> Problem
Restate the entries below verbatim.
* * * * * * * * *
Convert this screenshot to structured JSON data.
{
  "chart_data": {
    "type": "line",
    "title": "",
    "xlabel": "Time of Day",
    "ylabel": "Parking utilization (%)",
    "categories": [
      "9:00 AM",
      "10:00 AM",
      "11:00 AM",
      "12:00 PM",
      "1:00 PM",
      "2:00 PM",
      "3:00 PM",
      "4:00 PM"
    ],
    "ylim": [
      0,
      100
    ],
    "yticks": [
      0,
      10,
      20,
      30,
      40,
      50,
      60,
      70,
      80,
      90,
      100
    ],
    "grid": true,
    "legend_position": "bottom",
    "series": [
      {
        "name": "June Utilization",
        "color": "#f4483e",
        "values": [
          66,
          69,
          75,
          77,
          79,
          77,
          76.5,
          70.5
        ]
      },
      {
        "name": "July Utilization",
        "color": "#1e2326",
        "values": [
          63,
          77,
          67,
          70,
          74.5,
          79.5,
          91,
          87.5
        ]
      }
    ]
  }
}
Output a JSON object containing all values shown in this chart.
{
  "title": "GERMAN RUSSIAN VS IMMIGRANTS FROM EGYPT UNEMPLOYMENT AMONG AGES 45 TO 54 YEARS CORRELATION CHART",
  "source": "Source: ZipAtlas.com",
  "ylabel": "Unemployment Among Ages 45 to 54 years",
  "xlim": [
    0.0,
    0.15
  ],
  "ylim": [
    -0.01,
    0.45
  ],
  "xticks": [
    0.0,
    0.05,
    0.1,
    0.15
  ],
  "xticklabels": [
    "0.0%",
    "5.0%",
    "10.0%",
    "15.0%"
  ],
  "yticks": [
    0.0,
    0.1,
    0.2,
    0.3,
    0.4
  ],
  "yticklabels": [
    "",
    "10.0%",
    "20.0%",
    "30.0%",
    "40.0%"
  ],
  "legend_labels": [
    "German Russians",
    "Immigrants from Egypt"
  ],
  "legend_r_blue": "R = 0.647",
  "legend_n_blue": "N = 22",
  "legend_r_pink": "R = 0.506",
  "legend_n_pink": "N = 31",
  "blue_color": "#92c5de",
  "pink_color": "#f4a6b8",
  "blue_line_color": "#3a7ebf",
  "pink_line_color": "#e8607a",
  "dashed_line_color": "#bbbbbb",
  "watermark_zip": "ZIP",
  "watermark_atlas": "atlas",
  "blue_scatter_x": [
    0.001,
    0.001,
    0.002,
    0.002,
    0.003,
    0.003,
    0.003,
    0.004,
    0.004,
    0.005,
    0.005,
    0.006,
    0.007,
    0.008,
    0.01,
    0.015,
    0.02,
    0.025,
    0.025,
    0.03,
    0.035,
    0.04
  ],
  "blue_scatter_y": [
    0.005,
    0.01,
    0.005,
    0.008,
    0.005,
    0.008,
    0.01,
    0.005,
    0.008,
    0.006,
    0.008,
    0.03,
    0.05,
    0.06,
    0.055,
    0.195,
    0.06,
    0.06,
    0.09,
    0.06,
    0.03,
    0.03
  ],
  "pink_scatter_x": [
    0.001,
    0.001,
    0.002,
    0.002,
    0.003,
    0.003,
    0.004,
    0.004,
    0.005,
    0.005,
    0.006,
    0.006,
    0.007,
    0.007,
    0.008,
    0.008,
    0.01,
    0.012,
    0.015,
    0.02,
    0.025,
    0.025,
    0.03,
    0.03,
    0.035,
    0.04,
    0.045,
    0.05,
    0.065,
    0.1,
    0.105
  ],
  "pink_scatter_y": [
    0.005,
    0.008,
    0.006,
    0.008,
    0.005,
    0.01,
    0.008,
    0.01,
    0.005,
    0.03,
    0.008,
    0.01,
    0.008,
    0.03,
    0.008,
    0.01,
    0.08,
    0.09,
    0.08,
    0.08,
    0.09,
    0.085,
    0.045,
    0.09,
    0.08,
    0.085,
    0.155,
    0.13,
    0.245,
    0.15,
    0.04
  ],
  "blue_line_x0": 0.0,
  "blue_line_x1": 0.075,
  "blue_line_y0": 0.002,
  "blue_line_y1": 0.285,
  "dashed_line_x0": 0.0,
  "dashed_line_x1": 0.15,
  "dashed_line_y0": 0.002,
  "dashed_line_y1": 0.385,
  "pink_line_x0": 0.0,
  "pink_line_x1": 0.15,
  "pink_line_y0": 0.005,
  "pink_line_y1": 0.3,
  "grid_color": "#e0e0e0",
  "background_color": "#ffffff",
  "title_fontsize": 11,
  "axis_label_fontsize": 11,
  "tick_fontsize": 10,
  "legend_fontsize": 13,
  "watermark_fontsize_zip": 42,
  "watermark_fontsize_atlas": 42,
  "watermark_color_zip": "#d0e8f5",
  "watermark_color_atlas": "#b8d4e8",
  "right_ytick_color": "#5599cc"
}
* * * * * * * * *
> Result
Convert this screenshot to structured JSON data.
{
  "chart_data": {
    "type": "line",
    "title": "",
    "xlabel": "Time of Day",
    "ylabel": "Parking utilization (%)",
    "categories": [
      "9:00 AM",
      "10:00 AM",
      "11:00 AM",
      "12:00 PM",
      "1:00 PM",
      "2:00 PM",
      "3:00 PM",
      "4:00 PM"
    ],
    "ylim": [
      0,
      100
    ],
    "yticks": [
      0,
      10,
      20,
      30,
      40,
      50,
      60,
      70,
      80,
      90,
      100
    ],
    "grid": true,
    "legend_position": "bottom",
    "series": [
      {
        "name": "June Utilization",
        "color": "#f4483e",
        "values": [
          66,
          69,
          75,
          77,
          79,
          77,
          76.5,
          70.5
        ]
      },
      {
        "name": "July Utilization",
        "color": "#1e2326",
        "values": [
          63,
          77,
          67,
          70,
          74.5,
          79.5,
          91,
          87.5
        ]
      }
    ]
  }
}
Output a JSON object containing all values shown in this chart.
{
  "title": "GERMAN RUSSIAN VS IMMIGRANTS FROM EGYPT UNEMPLOYMENT AMONG AGES 45 TO 54 YEARS CORRELATION CHART",
  "source": "Source: ZipAtlas.com",
  "ylabel": "Unemployment Among Ages 45 to 54 years",
  "xlim": [
    0.0,
    0.15
  ],
  "ylim": [
    -0.01,
    0.45
  ],
  "xticks": [
    0.0,
    0.05,
    0.1,
    0.15
  ],
  "xticklabels": [
    "0.0%",
    "5.0%",
    "10.0%",
    "15.0%"
  ],
  "yticks": [
    0.0,
    0.1,
    0.2,
    0.3,
    0.4
  ],
  "yticklabels": [
    "",
    "10.0%",
    "20.0%",
    "30.0%",
    "40.0%"
  ],
  "legend_labels": [
    "German Russians",
    "Immigrants from Egypt"
  ],
  "legend_r_blue": "R = 0.647",
  "legend_n_blue": "N = 22",
  "legend_r_pink": "R = 0.506",
  "legend_n_pink": "N = 31",
  "blue_color": "#92c5de",
  "pink_color": "#f4a6b8",
  "blue_line_color": "#3a7ebf",
  "pink_line_color": "#e8607a",
  "dashed_line_color": "#bbbbbb",
  "watermark_zip": "ZIP",
  "watermark_atlas": "atlas",
  "blue_scatter_x": [
    0.001,
    0.001,
    0.002,
    0.002,
    0.003,
    0.003,
    0.003,
    0.004,
    0.004,
    0.005,
    0.005,
    0.006,
    0.007,
    0.008,
    0.01,
    0.015,
    0.02,
    0.025,
    0.025,
    0.03,
    0.035,
    0.04
  ],
  "blue_scatter_y": [
    0.005,
    0.01,
    0.005,
    0.008,
    0.005,
    0.008,
    0.01,
    0.005,
    0.008,
    0.006,
    0.008,
    0.03,
    0.05,
    0.06,
    0.055,
    0.195,
    0.06,
    0.06,
    0.09,
    0.06,
    0.03,
    0.03
  ],
  "pink_scatter_x": [
    0.001,
    0.001,
    0.002,
    0.002,
    0.003,
    0.003,
    0.004,
    0.004,
    0.005,
    0.005,
    0.006,
    0.006,
    0.007,
    0.007,
    0.008,
    0.008,
    0.01,
    0.012,
    0.015,
    0.02,
    0.025,
    0.025,
    0.03,
    0.03,
    0.035,
    0.04,
    0.045,
    0.05,
    0.065,
    0.1,
    0.105
  ],
  "pink_scatter_y": [
    0.005,
    0.008,
    0.006,
    0.008,
    0.005,
    0.01,
    0.008,
    0.01,
    0.005,
    0.03,
    0.008,
    0.01,
    0.008,
    0.03,
    0.008,
    0.01,
    0.08,
    0.09,
    0.08,
    0.08,
    0.09,
    0.085,
    0.045,
    0.09,
    0.08,
    0.085,
    0.155,
    0.13,
    0.245,
    0.15,
    0.04
  ],
  "blue_line_x0": 0.0,
  "blue_line_x1": 0.075,
  "blue_line_y0": 0.002,
  "blue_line_y1": 0.285,
  "dashed_line_x0": 0.0,
  "dashed_line_x1": 0.15,
  "dashed_line_y0": 0.002,
  "dashed_line_y1": 0.385,
  "pink_line_x0": 0.0,
  "pink_line_x1": 0.15,
  "pink_line_y0": 0.005,
  "pink_line_y1": 0.3,
  "grid_color": "#e0e0e0",
  "background_color": "#ffffff",
  "title_fontsize": 11,
  "axis_label_fontsize": 11,
  "tick_fontsize": 10,
  "legend_fontsize": 13,
  "watermark_fontsize_zip": 42,
  "watermark_fontsize_atlas": 42,
  "watermark_color_zip": "#d0e8f5",
  "watermark_color_atlas": "#b8d4e8",
  "right_ytick_color": "#5599cc"
}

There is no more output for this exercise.